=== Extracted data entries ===
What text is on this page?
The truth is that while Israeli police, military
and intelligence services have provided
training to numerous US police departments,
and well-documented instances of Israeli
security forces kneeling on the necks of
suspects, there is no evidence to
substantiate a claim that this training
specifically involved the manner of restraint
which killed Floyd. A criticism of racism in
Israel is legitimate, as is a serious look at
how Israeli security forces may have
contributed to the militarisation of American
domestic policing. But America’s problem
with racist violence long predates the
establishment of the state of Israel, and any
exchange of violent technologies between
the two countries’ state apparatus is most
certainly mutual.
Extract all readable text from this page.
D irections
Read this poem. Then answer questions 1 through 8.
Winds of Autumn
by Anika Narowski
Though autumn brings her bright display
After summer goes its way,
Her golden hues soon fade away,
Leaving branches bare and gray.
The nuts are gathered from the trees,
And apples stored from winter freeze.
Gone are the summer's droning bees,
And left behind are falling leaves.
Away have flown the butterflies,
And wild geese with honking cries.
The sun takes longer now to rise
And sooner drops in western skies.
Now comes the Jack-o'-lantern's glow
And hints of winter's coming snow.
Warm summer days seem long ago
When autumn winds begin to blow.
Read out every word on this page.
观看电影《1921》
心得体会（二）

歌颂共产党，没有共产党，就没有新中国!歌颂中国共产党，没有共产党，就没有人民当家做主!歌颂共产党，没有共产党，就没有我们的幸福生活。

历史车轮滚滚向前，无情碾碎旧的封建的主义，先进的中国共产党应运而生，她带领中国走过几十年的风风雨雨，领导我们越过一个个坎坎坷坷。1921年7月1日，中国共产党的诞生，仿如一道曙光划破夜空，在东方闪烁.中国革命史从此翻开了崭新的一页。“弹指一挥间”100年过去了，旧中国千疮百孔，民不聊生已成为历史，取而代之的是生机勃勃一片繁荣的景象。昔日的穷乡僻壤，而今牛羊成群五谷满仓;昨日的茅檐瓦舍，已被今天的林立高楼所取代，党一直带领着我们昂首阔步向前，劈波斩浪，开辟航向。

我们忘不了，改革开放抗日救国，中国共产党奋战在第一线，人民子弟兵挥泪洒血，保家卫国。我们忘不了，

=== Aim of the exercise ===
Track down the lines that include the word "have" and copy them.

=== Solution to the problem ===
and intelligence services have provided
how Israeli security forces may have
Away have flown the butterflies,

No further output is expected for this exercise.